══ The data ══

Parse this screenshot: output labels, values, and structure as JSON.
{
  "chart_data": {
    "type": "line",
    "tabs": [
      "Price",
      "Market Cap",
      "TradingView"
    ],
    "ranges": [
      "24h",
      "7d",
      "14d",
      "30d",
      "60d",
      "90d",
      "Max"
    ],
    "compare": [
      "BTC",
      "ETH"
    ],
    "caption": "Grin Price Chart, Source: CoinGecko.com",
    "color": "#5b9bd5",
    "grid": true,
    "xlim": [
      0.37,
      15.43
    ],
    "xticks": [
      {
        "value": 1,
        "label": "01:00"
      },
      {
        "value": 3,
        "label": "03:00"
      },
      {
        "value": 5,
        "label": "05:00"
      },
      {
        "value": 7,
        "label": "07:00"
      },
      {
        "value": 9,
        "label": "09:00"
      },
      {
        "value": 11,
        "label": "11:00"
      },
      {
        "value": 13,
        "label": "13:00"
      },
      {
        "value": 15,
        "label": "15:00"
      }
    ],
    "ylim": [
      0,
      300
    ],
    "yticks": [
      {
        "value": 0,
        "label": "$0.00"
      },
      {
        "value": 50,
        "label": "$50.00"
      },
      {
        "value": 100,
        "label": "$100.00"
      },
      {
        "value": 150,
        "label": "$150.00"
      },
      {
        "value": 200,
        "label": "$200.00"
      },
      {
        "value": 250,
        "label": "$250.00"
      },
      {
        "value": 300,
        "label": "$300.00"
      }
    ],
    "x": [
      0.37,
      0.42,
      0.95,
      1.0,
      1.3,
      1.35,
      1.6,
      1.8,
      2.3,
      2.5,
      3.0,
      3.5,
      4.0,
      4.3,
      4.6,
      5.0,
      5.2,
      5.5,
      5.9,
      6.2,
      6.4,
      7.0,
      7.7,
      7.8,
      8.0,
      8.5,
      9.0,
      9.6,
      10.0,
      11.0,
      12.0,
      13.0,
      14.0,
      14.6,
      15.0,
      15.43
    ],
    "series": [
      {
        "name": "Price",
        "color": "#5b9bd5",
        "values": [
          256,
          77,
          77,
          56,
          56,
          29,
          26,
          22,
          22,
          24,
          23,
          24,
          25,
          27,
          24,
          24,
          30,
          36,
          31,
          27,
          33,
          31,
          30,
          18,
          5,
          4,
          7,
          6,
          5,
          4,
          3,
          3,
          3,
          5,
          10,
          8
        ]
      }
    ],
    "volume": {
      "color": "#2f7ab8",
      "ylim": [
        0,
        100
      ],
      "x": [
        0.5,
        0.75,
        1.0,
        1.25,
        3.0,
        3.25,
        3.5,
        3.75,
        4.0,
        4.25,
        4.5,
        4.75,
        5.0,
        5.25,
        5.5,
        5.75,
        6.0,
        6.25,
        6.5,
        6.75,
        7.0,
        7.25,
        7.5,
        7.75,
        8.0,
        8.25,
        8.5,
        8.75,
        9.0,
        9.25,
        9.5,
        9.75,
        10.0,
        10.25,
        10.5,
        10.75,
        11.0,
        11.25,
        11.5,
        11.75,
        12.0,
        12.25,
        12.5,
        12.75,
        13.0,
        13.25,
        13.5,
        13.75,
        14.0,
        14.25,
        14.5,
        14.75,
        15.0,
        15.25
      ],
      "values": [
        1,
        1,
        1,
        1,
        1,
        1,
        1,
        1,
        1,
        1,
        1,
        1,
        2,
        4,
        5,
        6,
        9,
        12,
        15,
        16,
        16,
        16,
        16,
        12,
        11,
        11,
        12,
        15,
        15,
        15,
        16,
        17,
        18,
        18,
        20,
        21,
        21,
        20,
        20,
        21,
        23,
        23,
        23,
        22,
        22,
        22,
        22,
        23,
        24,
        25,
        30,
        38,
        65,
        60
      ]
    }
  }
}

═══

What is needed: Gather up, from the records above, each line where the word "Price" appears.

Exercise result:
      "Price",
    "caption": "Grin Price Chart, Source: CoinGecko.com",
        "name": "Price",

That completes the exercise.